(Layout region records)
_ _ _ _ _

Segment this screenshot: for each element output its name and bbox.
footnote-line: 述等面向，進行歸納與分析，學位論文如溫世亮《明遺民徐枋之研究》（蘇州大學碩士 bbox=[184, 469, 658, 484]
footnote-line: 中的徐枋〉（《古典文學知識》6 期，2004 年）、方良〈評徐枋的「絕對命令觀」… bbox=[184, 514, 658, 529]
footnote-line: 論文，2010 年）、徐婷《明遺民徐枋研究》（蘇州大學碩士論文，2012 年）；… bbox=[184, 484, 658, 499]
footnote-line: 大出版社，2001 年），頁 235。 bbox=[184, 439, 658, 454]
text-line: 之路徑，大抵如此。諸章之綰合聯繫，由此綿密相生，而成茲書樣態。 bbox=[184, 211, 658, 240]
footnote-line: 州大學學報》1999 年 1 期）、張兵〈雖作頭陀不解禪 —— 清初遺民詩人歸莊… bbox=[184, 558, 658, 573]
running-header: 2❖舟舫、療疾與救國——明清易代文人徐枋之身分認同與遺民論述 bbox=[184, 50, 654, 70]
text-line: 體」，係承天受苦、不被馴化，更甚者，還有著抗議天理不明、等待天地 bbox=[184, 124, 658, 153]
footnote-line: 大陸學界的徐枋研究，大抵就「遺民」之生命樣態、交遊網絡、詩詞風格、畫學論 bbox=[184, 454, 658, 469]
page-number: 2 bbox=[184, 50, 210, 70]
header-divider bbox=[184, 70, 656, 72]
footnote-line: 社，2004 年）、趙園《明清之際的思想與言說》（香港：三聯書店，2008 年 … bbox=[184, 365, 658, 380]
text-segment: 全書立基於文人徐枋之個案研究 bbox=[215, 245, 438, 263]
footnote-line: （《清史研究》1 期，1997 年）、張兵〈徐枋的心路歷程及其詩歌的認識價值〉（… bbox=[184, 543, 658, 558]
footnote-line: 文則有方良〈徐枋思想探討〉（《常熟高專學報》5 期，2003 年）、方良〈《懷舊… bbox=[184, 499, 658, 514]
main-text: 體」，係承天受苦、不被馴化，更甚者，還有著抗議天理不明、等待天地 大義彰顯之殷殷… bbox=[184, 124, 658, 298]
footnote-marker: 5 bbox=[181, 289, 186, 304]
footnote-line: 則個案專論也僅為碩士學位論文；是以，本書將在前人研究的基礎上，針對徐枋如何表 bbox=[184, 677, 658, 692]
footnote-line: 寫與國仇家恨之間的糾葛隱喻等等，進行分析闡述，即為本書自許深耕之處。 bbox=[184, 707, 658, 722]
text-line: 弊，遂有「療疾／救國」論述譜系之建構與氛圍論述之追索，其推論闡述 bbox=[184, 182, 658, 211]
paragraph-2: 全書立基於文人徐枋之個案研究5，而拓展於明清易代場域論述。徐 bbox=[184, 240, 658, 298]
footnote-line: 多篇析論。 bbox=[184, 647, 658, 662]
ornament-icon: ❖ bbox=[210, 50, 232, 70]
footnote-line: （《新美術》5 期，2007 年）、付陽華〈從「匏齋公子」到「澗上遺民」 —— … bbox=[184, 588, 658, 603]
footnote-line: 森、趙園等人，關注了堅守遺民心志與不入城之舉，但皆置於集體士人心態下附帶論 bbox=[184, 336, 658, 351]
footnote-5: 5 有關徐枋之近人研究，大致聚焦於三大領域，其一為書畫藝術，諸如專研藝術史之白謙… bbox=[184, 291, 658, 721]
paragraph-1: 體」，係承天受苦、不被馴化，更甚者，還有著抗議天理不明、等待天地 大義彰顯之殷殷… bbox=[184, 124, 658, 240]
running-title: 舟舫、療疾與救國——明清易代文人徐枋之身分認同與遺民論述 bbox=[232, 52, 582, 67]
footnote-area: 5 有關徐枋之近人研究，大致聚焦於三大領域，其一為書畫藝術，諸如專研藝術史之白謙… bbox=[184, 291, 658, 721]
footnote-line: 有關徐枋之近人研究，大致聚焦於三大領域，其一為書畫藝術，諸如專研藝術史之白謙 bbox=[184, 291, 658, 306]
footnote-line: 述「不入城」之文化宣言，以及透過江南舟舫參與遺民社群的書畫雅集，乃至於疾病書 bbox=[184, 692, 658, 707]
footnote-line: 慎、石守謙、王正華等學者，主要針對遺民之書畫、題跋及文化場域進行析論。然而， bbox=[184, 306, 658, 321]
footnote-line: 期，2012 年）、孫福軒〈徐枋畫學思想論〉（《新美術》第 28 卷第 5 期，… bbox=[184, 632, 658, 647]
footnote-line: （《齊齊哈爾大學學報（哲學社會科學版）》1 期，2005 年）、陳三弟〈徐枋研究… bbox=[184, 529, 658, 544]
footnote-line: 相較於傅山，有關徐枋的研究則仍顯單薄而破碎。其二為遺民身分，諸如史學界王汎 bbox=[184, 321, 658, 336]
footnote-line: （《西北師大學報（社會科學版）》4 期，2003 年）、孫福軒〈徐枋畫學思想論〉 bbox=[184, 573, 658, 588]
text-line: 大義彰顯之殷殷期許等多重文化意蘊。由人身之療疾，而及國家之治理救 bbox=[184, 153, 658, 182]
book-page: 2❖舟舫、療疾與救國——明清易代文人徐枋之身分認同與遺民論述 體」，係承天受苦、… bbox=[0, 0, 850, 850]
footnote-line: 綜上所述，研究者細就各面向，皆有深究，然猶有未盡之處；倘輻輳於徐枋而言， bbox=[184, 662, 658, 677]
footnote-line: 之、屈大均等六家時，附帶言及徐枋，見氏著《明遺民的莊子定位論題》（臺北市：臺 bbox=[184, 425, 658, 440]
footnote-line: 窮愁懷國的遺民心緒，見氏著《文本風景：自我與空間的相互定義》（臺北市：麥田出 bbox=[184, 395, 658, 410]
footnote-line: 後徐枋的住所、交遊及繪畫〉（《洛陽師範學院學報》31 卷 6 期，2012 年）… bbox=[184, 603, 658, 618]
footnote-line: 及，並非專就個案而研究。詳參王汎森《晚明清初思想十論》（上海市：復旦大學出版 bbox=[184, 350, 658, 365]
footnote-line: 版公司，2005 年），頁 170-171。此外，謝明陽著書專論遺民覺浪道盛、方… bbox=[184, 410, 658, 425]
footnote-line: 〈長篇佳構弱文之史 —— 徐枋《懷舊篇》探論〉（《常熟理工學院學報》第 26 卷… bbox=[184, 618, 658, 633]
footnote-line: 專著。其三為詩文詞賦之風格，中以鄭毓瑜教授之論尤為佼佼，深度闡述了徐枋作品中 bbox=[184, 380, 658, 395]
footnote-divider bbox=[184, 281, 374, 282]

_ _ _ _ _

» Do this: Rewrite these lines as a numbered list, leaving out any blank lines and covering every line of the material.

» Problem solution:
1. Segment this screenshot: for each element output its name and bbox.
2. footnote-line: 述等面向，進行歸納與分析，學位論文如溫世亮《明遺民徐枋之研究》（蘇州大學碩士 bbox=[184, 469, 658, 484]
3. footnote-line: 中的徐枋〉（《古典文學知識》6 期，2004 年）、方良〈評徐枋的「絕對命令觀」… bbox=[184, 514, 658, 529]
4. footnote-line: 論文，2010 年）、徐婷《明遺民徐枋研究》（蘇州大學碩士論文，2012 年）；… bbox=[184, 484, 658, 499]
5. footnote-line: 大出版社，2001 年），頁 235。 bbox=[184, 439, 658, 454]
6. text-line: 之路徑，大抵如此。諸章之綰合聯繫，由此綿密相生，而成茲書樣態。 bbox=[184, 211, 658, 240]
7. footnote-line: 州大學學報》1999 年 1 期）、張兵〈雖作頭陀不解禪 —— 清初遺民詩人歸莊… bbox=[184, 558, 658, 573]
8. running-header: 2❖舟舫、療疾與救國——明清易代文人徐枋之身分認同與遺民論述 bbox=[184, 50, 654, 70]
9. text-line: 體」，係承天受苦、不被馴化，更甚者，還有著抗議天理不明、等待天地 bbox=[184, 124, 658, 153]
10. footnote-line: 大陸學界的徐枋研究，大抵就「遺民」之生命樣態、交遊網絡、詩詞風格、畫學論 bbox=[184, 454, 658, 469]
11. page-number: 2 bbox=[184, 50, 210, 70]
12. header-divider bbox=[184, 70, 656, 72]
13. footnote-line: 社，2004 年）、趙園《明清之際的思想與言說》（香港：三聯書店，2008 年 … bbox=[184, 365, 658, 380]
14. text-segment: 全書立基於文人徐枋之個案研究 bbox=[215, 245, 438, 263]
15. footnote-line: （《清史研究》1 期，1997 年）、張兵〈徐枋的心路歷程及其詩歌的認識價值〉（… bbox=[184, 543, 658, 558]
16. footnote-line: 文則有方良〈徐枋思想探討〉（《常熟高專學報》5 期，2003 年）、方良〈《懷舊… bbox=[184, 499, 658, 514]
17. main-text: 體」，係承天受苦、不被馴化，更甚者，還有著抗議天理不明、等待天地 大義彰顯之殷殷… bbox=[184, 124, 658, 298]
18. footnote-marker: 5 bbox=[181, 289, 186, 304]
19. footnote-line: 則個案專論也僅為碩士學位論文；是以，本書將在前人研究的基礎上，針對徐枋如何表 bbox=[184, 677, 658, 692]
20. footnote-line: 寫與國仇家恨之間的糾葛隱喻等等，進行分析闡述，即為本書自許深耕之處。 bbox=[184, 707, 658, 722]
21. text-line: 弊，遂有「療疾／救國」論述譜系之建構與氛圍論述之追索，其推論闡述 bbox=[184, 182, 658, 211]
22. paragraph-2: 全書立基於文人徐枋之個案研究5，而拓展於明清易代場域論述。徐 bbox=[184, 240, 658, 298]
23. footnote-line: 多篇析論。 bbox=[184, 647, 658, 662]
24. ornament-icon: ❖ bbox=[210, 50, 232, 70]
25. footnote-line: （《新美術》5 期，2007 年）、付陽華〈從「匏齋公子」到「澗上遺民」 —— … bbox=[184, 588, 658, 603]
26. footnote-line: 森、趙園等人，關注了堅守遺民心志與不入城之舉，但皆置於集體士人心態下附帶論 bbox=[184, 336, 658, 351]
27. footnote-5: 5 有關徐枋之近人研究，大致聚焦於三大領域，其一為書畫藝術，諸如專研藝術史之白謙… bbox=[184, 291, 658, 721]
28. paragraph-1: 體」，係承天受苦、不被馴化，更甚者，還有著抗議天理不明、等待天地 大義彰顯之殷殷… bbox=[184, 124, 658, 240]
29. running-title: 舟舫、療疾與救國——明清易代文人徐枋之身分認同與遺民論述 bbox=[232, 52, 582, 67]
30. footnote-area: 5 有關徐枋之近人研究，大致聚焦於三大領域，其一為書畫藝術，諸如專研藝術史之白謙… bbox=[184, 291, 658, 721]
31. footnote-line: 有關徐枋之近人研究，大致聚焦於三大領域，其一為書畫藝術，諸如專研藝術史之白謙 bbox=[184, 291, 658, 306]
32. footnote-line: 述「不入城」之文化宣言，以及透過江南舟舫參與遺民社群的書畫雅集，乃至於疾病書 bbox=[184, 692, 658, 707]
33. footnote-line: 慎、石守謙、王正華等學者，主要針對遺民之書畫、題跋及文化場域進行析論。然而， bbox=[184, 306, 658, 321]
34. footnote-line: 期，2012 年）、孫福軒〈徐枋畫學思想論〉（《新美術》第 28 卷第 5 期，… bbox=[184, 632, 658, 647]
35. footnote-line: （《齊齊哈爾大學學報（哲學社會科學版）》1 期，2005 年）、陳三弟〈徐枋研究… bbox=[184, 529, 658, 544]
36. footnote-line: 相較於傅山，有關徐枋的研究則仍顯單薄而破碎。其二為遺民身分，諸如史學界王汎 bbox=[184, 321, 658, 336]
37. footnote-line: （《西北師大學報（社會科學版）》4 期，2003 年）、孫福軒〈徐枋畫學思想論〉 bbox=[184, 573, 658, 588]
38. text-line: 大義彰顯之殷殷期許等多重文化意蘊。由人身之療疾，而及國家之治理救 bbox=[184, 153, 658, 182]
39. book-page: 2❖舟舫、療疾與救國——明清易代文人徐枋之身分認同與遺民論述 體」，係承天受苦、… bbox=[0, 0, 850, 850]
40. footnote-line: 綜上所述，研究者細就各面向，皆有深究，然猶有未盡之處；倘輻輳於徐枋而言， bbox=[184, 662, 658, 677]
41. footnote-line: 之、屈大均等六家時，附帶言及徐枋，見氏著《明遺民的莊子定位論題》（臺北市：臺 bbox=[184, 425, 658, 440]
42. footnote-line: 窮愁懷國的遺民心緒，見氏著《文本風景：自我與空間的相互定義》（臺北市：麥田出 bbox=[184, 395, 658, 410]
43. footnote-line: 後徐枋的住所、交遊及繪畫〉（《洛陽師範學院學報》31 卷 6 期，2012 年）… bbox=[184, 603, 658, 618]
44. footnote-line: 及，並非專就個案而研究。詳參王汎森《晚明清初思想十論》（上海市：復旦大學出版 bbox=[184, 350, 658, 365]
45. footnote-line: 版公司，2005 年），頁 170-171。此外，謝明陽著書專論遺民覺浪道盛、方… bbox=[184, 410, 658, 425]
46. footnote-line: 〈長篇佳構弱文之史 —— 徐枋《懷舊篇》探論〉（《常熟理工學院學報》第 26 卷… bbox=[184, 618, 658, 633]
47. footnote-line: 專著。其三為詩文詞賦之風格，中以鄭毓瑜教授之論尤為佼佼，深度闡述了徐枋作品中 bbox=[184, 380, 658, 395]
48. footnote-divider bbox=[184, 281, 374, 282]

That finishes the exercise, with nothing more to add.